Please write out the complete listing that follows, exactly as it reads.

** start Data rows **

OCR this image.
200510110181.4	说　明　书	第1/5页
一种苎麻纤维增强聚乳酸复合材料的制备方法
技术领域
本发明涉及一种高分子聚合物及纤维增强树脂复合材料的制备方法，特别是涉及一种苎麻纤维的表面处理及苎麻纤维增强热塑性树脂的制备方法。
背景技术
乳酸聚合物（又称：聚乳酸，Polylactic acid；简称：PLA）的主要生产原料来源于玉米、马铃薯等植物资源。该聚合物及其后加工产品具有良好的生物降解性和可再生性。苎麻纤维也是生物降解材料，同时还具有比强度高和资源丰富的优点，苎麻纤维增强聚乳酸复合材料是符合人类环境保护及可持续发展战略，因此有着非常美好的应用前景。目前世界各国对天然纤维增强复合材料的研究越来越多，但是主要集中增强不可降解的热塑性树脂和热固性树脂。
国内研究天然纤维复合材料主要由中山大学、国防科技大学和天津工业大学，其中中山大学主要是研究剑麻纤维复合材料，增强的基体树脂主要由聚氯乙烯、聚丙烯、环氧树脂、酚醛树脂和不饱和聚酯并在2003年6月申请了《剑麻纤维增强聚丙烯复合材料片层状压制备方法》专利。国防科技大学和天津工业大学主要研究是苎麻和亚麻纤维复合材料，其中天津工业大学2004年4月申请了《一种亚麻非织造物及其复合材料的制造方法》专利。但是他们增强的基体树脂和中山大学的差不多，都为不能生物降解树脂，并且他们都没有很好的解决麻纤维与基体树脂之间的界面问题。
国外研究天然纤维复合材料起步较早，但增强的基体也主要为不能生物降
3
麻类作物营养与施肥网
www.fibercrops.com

** end Data rows **

→ **Exercise answer**:
OCR this image.
200510110181.4	说　明　书	第1/5页
一种苎麻纤维增强聚乳酸复合材料的制备方法
技术领域
本发明涉及一种高分子聚合物及纤维增强树脂复合材料的制备方法，特别是涉及一种苎麻纤维的表面处理及苎麻纤维增强热塑性树脂的制备方法。
背景技术
乳酸聚合物（又称：聚乳酸，Polylactic acid；简称：PLA）的主要生产原料来源于玉米、马铃薯等植物资源。该聚合物及其后加工产品具有良好的生物降解性和可再生性。苎麻纤维也是生物降解材料，同时还具有比强度高和资源丰富的优点，苎麻纤维增强聚乳酸复合材料是符合人类环境保护及可持续发展战略，因此有着非常美好的应用前景。目前世界各国对天然纤维增强复合材料的研究越来越多，但是主要集中增强不可降解的热塑性树脂和热固性树脂。
国内研究天然纤维复合材料主要由中山大学、国防科技大学和天津工业大学，其中中山大学主要是研究剑麻纤维复合材料，增强的基体树脂主要由聚氯乙烯、聚丙烯、环氧树脂、酚醛树脂和不饱和聚酯并在2003年6月申请了《剑麻纤维增强聚丙烯复合材料片层状压制备方法》专利。国防科技大学和天津工业大学主要研究是苎麻和亚麻纤维复合材料，其中天津工业大学2004年4月申请了《一种亚麻非织造物及其复合材料的制造方法》专利。但是他们增强的基体树脂和中山大学的差不多，都为不能生物降解树脂，并且他们都没有很好的解决麻纤维与基体树脂之间的界面问题。
国外研究天然纤维复合材料起步较早，但增强的基体也主要为不能生物降
3
麻类作物营养与施肥网
www.fibercrops.com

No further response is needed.